## DO THIS
Reproduce all of the material exactly as shown.

-- START OF GIVEN DATA --

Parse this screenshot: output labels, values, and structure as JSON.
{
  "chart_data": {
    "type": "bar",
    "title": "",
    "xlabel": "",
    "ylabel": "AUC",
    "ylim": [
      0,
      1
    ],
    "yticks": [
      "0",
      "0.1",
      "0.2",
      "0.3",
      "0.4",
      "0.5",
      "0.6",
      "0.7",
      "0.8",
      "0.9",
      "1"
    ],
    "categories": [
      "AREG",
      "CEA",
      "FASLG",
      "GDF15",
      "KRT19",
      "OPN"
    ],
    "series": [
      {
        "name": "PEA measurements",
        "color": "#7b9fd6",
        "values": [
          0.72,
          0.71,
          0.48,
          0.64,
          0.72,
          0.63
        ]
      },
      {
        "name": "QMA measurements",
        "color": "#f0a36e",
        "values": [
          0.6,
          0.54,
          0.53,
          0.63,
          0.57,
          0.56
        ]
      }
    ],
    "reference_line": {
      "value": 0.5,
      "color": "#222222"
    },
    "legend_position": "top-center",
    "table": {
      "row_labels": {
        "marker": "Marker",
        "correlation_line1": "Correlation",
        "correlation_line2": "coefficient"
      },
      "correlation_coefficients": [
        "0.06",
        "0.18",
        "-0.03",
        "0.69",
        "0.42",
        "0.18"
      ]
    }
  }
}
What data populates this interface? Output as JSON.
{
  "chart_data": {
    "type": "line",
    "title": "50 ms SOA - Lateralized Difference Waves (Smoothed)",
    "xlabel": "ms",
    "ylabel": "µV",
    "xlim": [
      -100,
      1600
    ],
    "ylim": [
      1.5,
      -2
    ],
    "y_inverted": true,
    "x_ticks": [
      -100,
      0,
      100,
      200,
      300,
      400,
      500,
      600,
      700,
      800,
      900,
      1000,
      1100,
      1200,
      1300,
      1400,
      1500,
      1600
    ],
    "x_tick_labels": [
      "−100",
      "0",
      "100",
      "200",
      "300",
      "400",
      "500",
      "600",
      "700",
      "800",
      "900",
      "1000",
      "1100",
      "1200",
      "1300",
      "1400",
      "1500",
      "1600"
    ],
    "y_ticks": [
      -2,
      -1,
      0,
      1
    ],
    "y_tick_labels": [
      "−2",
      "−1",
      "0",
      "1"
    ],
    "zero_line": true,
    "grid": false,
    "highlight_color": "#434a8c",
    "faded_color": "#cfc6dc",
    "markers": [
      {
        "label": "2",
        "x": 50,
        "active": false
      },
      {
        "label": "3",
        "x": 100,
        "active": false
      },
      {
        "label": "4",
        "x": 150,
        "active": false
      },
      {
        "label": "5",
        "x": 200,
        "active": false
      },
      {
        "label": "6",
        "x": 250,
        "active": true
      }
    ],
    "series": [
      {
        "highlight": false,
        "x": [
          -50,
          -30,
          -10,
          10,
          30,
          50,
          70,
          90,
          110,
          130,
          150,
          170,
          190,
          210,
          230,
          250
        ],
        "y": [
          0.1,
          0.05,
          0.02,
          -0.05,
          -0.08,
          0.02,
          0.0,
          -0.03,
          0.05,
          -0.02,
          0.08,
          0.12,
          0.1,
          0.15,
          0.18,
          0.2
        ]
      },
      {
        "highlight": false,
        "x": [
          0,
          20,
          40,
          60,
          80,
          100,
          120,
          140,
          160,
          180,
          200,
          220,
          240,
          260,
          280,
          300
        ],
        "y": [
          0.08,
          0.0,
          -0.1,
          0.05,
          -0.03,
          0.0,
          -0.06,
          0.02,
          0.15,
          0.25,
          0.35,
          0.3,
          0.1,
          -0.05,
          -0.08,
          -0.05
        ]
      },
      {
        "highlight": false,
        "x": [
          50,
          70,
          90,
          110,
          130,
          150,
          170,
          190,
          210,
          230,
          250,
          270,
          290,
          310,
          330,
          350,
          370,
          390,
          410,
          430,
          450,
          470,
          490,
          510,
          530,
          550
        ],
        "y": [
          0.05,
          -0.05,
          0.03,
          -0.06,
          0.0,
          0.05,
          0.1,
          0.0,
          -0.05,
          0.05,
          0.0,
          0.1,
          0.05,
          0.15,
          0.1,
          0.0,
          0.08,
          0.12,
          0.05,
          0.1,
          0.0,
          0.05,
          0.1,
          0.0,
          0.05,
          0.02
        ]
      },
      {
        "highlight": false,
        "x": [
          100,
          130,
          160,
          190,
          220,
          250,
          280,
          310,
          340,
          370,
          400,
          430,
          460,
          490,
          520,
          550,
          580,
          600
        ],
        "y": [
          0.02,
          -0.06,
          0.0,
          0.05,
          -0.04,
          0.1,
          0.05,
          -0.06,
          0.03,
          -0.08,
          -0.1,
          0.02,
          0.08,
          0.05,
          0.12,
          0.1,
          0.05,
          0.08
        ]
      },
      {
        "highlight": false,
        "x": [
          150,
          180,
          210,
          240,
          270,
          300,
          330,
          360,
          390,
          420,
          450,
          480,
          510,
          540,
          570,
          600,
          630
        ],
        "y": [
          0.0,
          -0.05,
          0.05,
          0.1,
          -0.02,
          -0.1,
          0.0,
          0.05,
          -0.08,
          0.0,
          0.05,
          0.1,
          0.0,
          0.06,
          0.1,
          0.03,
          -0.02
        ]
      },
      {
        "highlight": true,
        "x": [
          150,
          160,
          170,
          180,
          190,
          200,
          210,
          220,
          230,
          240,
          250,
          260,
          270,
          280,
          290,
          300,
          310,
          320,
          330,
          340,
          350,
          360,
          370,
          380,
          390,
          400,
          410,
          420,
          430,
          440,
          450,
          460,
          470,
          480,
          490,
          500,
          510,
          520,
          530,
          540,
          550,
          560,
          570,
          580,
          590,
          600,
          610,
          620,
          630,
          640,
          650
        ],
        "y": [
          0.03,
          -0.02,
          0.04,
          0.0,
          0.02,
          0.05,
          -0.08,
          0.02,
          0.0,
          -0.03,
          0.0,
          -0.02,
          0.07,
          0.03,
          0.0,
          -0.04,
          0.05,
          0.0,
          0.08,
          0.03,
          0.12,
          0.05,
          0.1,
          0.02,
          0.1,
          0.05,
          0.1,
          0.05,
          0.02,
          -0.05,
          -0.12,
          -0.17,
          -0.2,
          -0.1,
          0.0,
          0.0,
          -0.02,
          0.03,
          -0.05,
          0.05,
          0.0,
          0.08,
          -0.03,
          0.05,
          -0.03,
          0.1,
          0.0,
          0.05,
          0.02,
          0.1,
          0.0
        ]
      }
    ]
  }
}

-- END OF GIVEN DATA --

## REPLY TO THE EXERCISE
Parse this screenshot: output labels, values, and structure as JSON.
{
  "chart_data": {
    "type": "bar",
    "title": "",
    "xlabel": "",
    "ylabel": "AUC",
    "ylim": [
      0,
      1
    ],
    "yticks": [
      "0",
      "0.1",
      "0.2",
      "0.3",
      "0.4",
      "0.5",
      "0.6",
      "0.7",
      "0.8",
      "0.9",
      "1"
    ],
    "categories": [
      "AREG",
      "CEA",
      "FASLG",
      "GDF15",
      "KRT19",
      "OPN"
    ],
    "series": [
      {
        "name": "PEA measurements",
        "color": "#7b9fd6",
        "values": [
          0.72,
          0.71,
          0.48,
          0.64,
          0.72,
          0.63
        ]
      },
      {
        "name": "QMA measurements",
        "color": "#f0a36e",
        "values": [
          0.6,
          0.54,
          0.53,
          0.63,
          0.57,
          0.56
        ]
      }
    ],
    "reference_line": {
      "value": 0.5,
      "color": "#222222"
    },
    "legend_position": "top-center",
    "table": {
      "row_labels": {
        "marker": "Marker",
        "correlation_line1": "Correlation",
        "correlation_line2": "coefficient"
      },
      "correlation_coefficients": [
        "0.06",
        "0.18",
        "-0.03",
        "0.69",
        "0.42",
        "0.18"
      ]
    }
  }
}
What data populates this interface? Output as JSON.
{
  "chart_data": {
    "type": "line",
    "title": "50 ms SOA - Lateralized Difference Waves (Smoothed)",
    "xlabel": "ms",
    "ylabel": "µV",
    "xlim": [
      -100,
      1600
    ],
    "ylim": [
      1.5,
      -2
    ],
    "y_inverted": true,
    "x_ticks": [
      -100,
      0,
      100,
      200,
      300,
      400,
      500,
      600,
      700,
      800,
      900,
      1000,
      1100,
      1200,
      1300,
      1400,
      1500,
      1600
    ],
    "x_tick_labels": [
      "−100",
      "0",
      "100",
      "200",
      "300",
      "400",
      "500",
      "600",
      "700",
      "800",
      "900",
      "1000",
      "1100",
      "1200",
      "1300",
      "1400",
      "1500",
      "1600"
    ],
    "y_ticks": [
      -2,
      -1,
      0,
      1
    ],
    "y_tick_labels": [
      "−2",
      "−1",
      "0",
      "1"
    ],
    "zero_line": true,
    "grid": false,
    "highlight_color": "#434a8c",
    "faded_color": "#cfc6dc",
    "markers": [
      {
        "label": "2",
        "x": 50,
        "active": false
      },
      {
        "label": "3",
        "x": 100,
        "active": false
      },
      {
        "label": "4",
        "x": 150,
        "active": false
      },
      {
        "label": "5",
        "x": 200,
        "active": false
      },
      {
        "label": "6",
        "x": 250,
        "active": true
      }
    ],
    "series": [
      {
        "highlight": false,
        "x": [
          -50,
          -30,
          -10,
          10,
          30,
          50,
          70,
          90,
          110,
          130,
          150,
          170,
          190,
          210,
          230,
          250
        ],
        "y": [
          0.1,
          0.05,
          0.02,
          -0.05,
          -0.08,
          0.02,
          0.0,
          -0.03,
          0.05,
          -0.02,
          0.08,
          0.12,
          0.1,
          0.15,
          0.18,
          0.2
        ]
      },
      {
        "highlight": false,
        "x": [
          0,
          20,
          40,
          60,
          80,
          100,
          120,
          140,
          160,
          180,
          200,
          220,
          240,
          260,
          280,
          300
        ],
        "y": [
          0.08,
          0.0,
          -0.1,
          0.05,
          -0.03,
          0.0,
          -0.06,
          0.02,
          0.15,
          0.25,
          0.35,
          0.3,
          0.1,
          -0.05,
          -0.08,
          -0.05
        ]
      },
      {
        "highlight": false,
        "x": [
          50,
          70,
          90,
          110,
          130,
          150,
          170,
          190,
          210,
          230,
          250,
          270,
          290,
          310,
          330,
          350,
          370,
          390,
          410,
          430,
          450,
          470,
          490,
          510,
          530,
          550
        ],
        "y": [
          0.05,
          -0.05,
          0.03,
          -0.06,
          0.0,
          0.05,
          0.1,
          0.0,
          -0.05,
          0.05,
          0.0,
          0.1,
          0.05,
          0.15,
          0.1,
          0.0,
          0.08,
          0.12,
          0.05,
          0.1,
          0.0,
          0.05,
          0.1,
          0.0,
          0.05,
          0.02
        ]
      },
      {
        "highlight": false,
        "x": [
          100,
          130,
          160,
          190,
          220,
          250,
          280,
          310,
          340,
          370,
          400,
          430,
          460,
          490,
          520,
          550,
          580,
          600
        ],
        "y": [
          0.02,
          -0.06,
          0.0,
          0.05,
          -0.04,
          0.1,
          0.05,
          -0.06,
          0.03,
          -0.08,
          -0.1,
          0.02,
          0.08,
          0.05,
          0.12,
          0.1,
          0.05,
          0.08
        ]
      },
      {
        "highlight": false,
        "x": [
          150,
          180,
          210,
          240,
          270,
          300,
          330,
          360,
          390,
          420,
          450,
          480,
          510,
          540,
          570,
          600,
          630
        ],
        "y": [
          0.0,
          -0.05,
          0.05,
          0.1,
          -0.02,
          -0.1,
          0.0,
          0.05,
          -0.08,
          0.0,
          0.05,
          0.1,
          0.0,
          0.06,
          0.1,
          0.03,
          -0.02
        ]
      },
      {
        "highlight": true,
        "x": [
          150,
          160,
          170,
          180,
          190,
          200,
          210,
          220,
          230,
          240,
          250,
          260,
          270,
          280,
          290,
          300,
          310,
          320,
          330,
          340,
          350,
          360,
          370,
          380,
          390,
          400,
          410,
          420,
          430,
          440,
          450,
          460,
          470,
          480,
          490,
          500,
          510,
          520,
          530,
          540,
          550,
          560,
          570,
          580,
          590,
          600,
          610,
          620,
          630,
          640,
          650
        ],
        "y": [
          0.03,
          -0.02,
          0.04,
          0.0,
          0.02,
          0.05,
          -0.08,
          0.02,
          0.0,
          -0.03,
          0.0,
          -0.02,
          0.07,
          0.03,
          0.0,
          -0.04,
          0.05,
          0.0,
          0.08,
          0.03,
          0.12,
          0.05,
          0.1,
          0.02,
          0.1,
          0.05,
          0.1,
          0.05,
          0.02,
          -0.05,
          -0.12,
          -0.17,
          -0.2,
          -0.1,
          0.0,
          0.0,
          -0.02,
          0.03,
          -0.05,
          0.05,
          0.0,
          0.08,
          -0.03,
          0.05,
          -0.03,
          0.1,
          0.0,
          0.05,
          0.02,
          0.1,
          0.0
        ]
      }
    ]
  }
}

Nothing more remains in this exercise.